- THE EXERCISE -
Extract each line of the records below that contains the word "abelarte".

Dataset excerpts
────────────────

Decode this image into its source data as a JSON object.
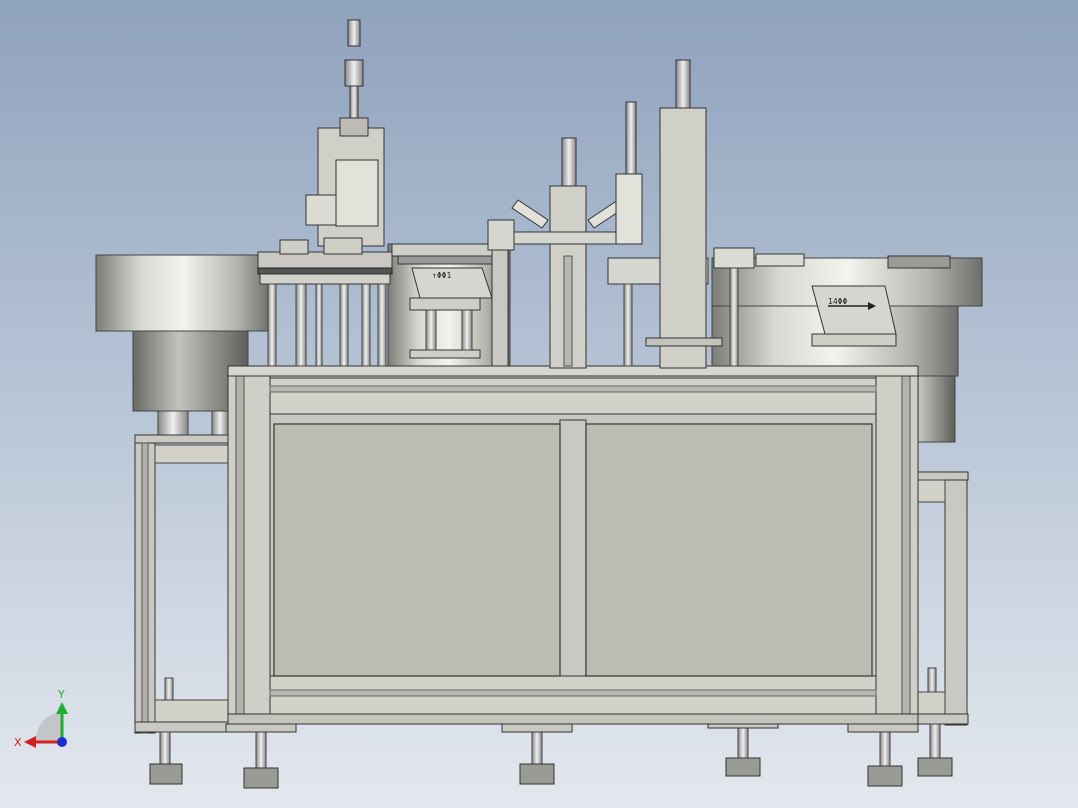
{
  "colors": {
    "background_top": "#8fa2bd",
    "background_bottom": "#e4e8ee",
    "frame": "#c9c8c2",
    "frame_dark": "#a8a7a0",
    "panel": "#bdbcb3",
    "edge": "#3a3a3a",
    "axis_x": "#d42020",
    "axis_y": "#1fae2f",
    "axis_z": "#1a2fd0"
  },
  "annotations": {
    "left_bowl_arrow": "↑ΦΦ1",
    "right_bowl_arrow": "14ΦΦ"
  },
  "triad": {
    "x_label": "X",
    "y_label": "Y"
  }
}
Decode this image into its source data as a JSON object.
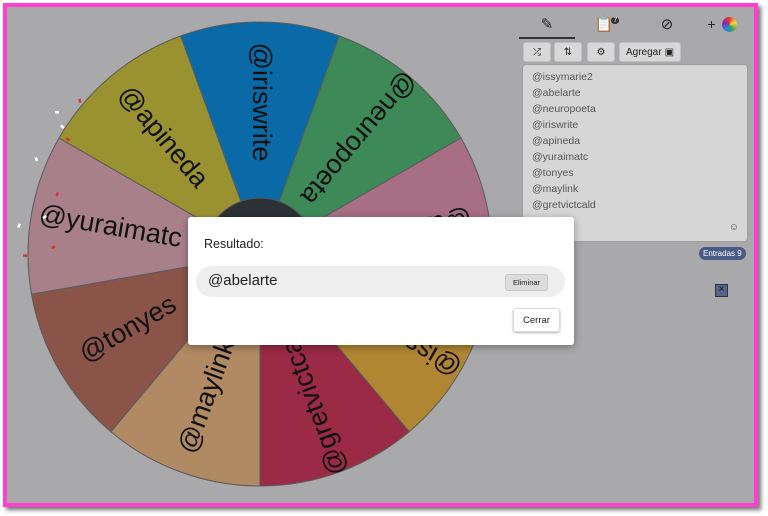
{
  "wheel": {
    "segments": [
      {
        "label": "@iriswrite",
        "color": "#0a6aa8"
      },
      {
        "label": "@neuropoeta",
        "color": "#3d8a58"
      },
      {
        "label": "@abelarte",
        "color": "#a76e84"
      },
      {
        "label": "@issymarie2",
        "color": "#b08632"
      },
      {
        "label": "@gretvictcald",
        "color": "#9a2a46"
      },
      {
        "label": "@maylink",
        "color": "#b08a63"
      },
      {
        "label": "@tonyes",
        "color": "#8a5449"
      },
      {
        "label": "@yuraimatc",
        "color": "#a8808a"
      },
      {
        "label": "@apineda",
        "color": "#9a9130"
      }
    ]
  },
  "panel": {
    "tabs": [
      {
        "icon": "pencil-icon",
        "active": true
      },
      {
        "icon": "clipboard-icon",
        "badge": "7"
      },
      {
        "icon": "eye-slash-icon"
      }
    ],
    "add_label": "+",
    "toolbar": {
      "shuffle_icon": "shuffle-icon",
      "sort_icon": "sort-icon",
      "settings_icon": "gear-icon",
      "add_image_label": "Agregar"
    },
    "entries": [
      "@issymarie2",
      "@abelarte",
      "@neuropoeta",
      "@iriswrite",
      "@apineda",
      "@yuraimatc",
      "@tonyes",
      "@maylink",
      "@gretvictcald"
    ],
    "count_label": "Entradas",
    "count_value": "9"
  },
  "modal": {
    "title": "Resultado:",
    "result": "@abelarte",
    "remove_label": "Eliminar",
    "close_label": "Cerrar"
  },
  "colors": {
    "frame": "#ff3fd0",
    "overlay": "#a9a9ab"
  }
}
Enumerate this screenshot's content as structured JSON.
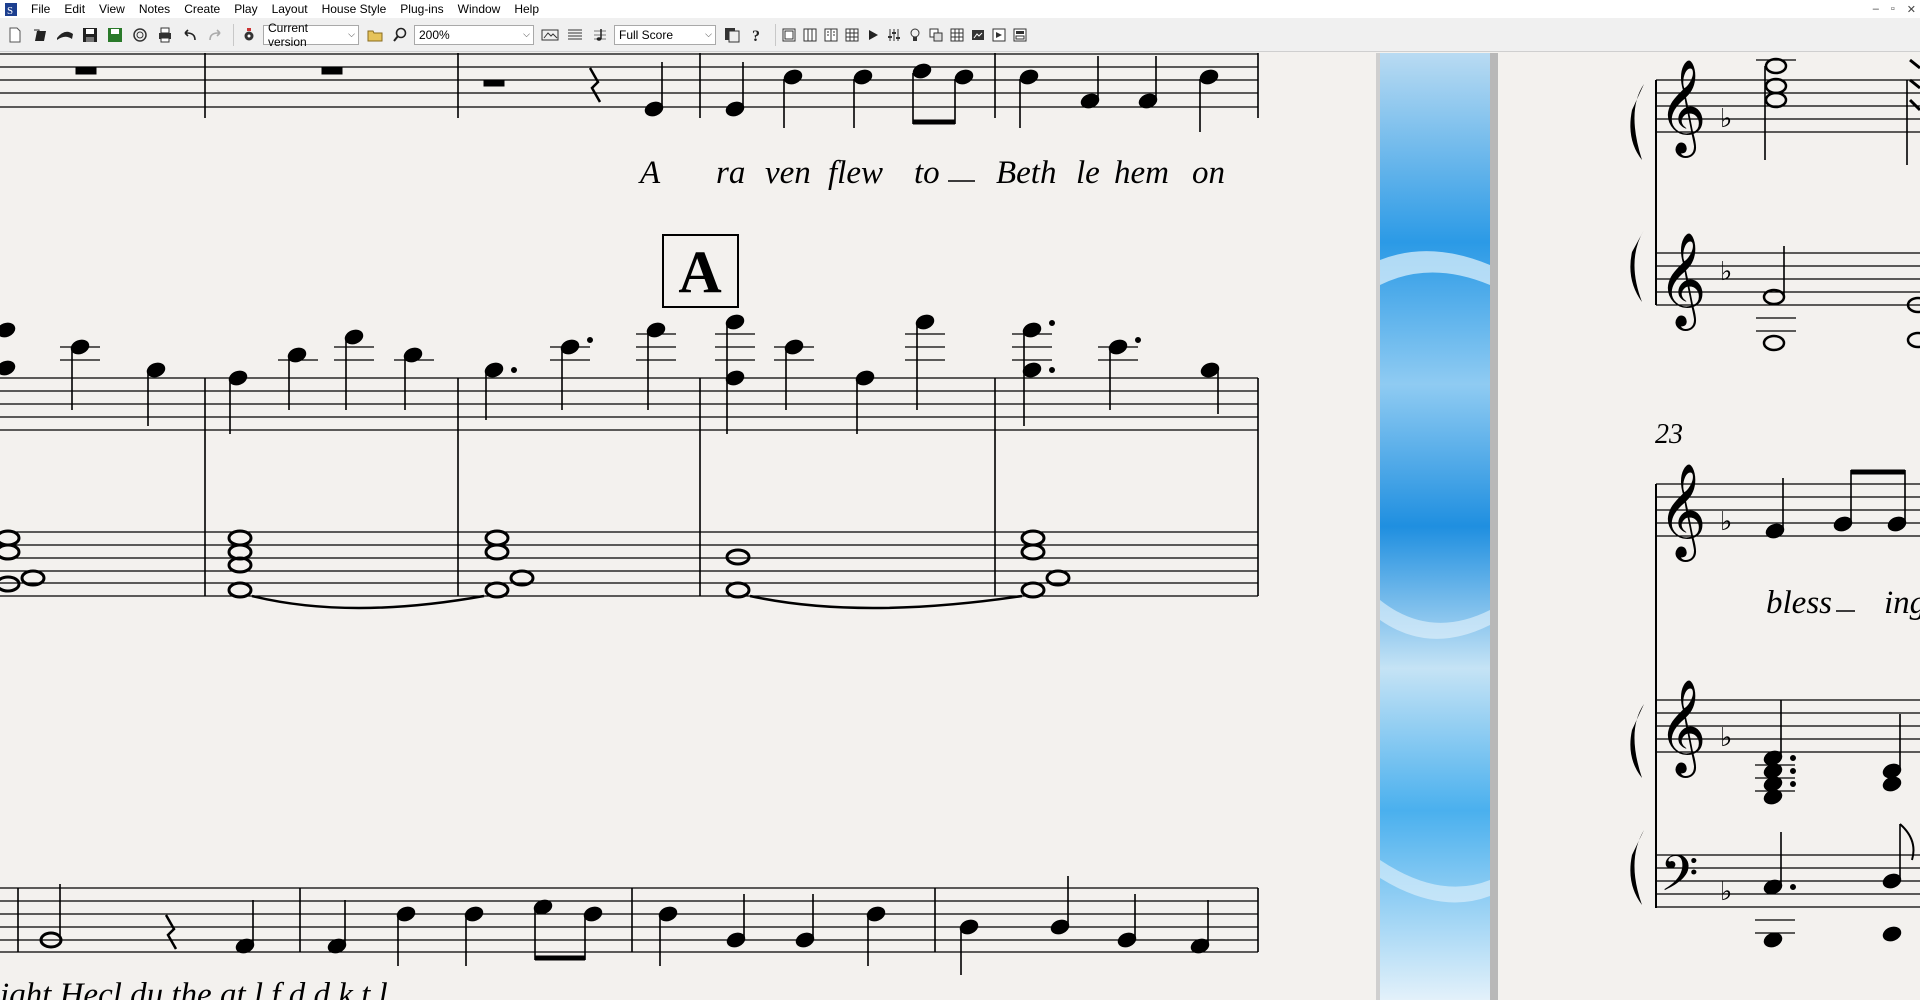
{
  "menu": {
    "items": [
      "File",
      "Edit",
      "View",
      "Notes",
      "Create",
      "Play",
      "Layout",
      "House Style",
      "Plug-ins",
      "Window",
      "Help"
    ]
  },
  "toolbar": {
    "version_select": "Current version",
    "zoom_select": "200%",
    "score_view_select": "Full Score"
  },
  "window_controls": {
    "minimize": "–",
    "restore": "▫",
    "close": "✕"
  },
  "score": {
    "lyrics_line1": [
      "A",
      "ra",
      "ven",
      "flew",
      "to",
      "Beth",
      "le",
      "hem",
      "on"
    ],
    "rehearsal_mark": "A",
    "bar_number": "23",
    "lyrics_right": [
      "bless",
      "ing"
    ],
    "lyrics_bottom_partial": "ight    Hecl  du    the  at  l   f  d   d  k   t  l"
  },
  "colors": {
    "paper": "#f3f1ee",
    "ink": "#000000",
    "divider_blue": "#3aa0e8"
  }
}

────────────────

- WRITTEN RESPONSE -
        "label": "@abelarte",
      "@abelarte",
    "result": "@abelarte",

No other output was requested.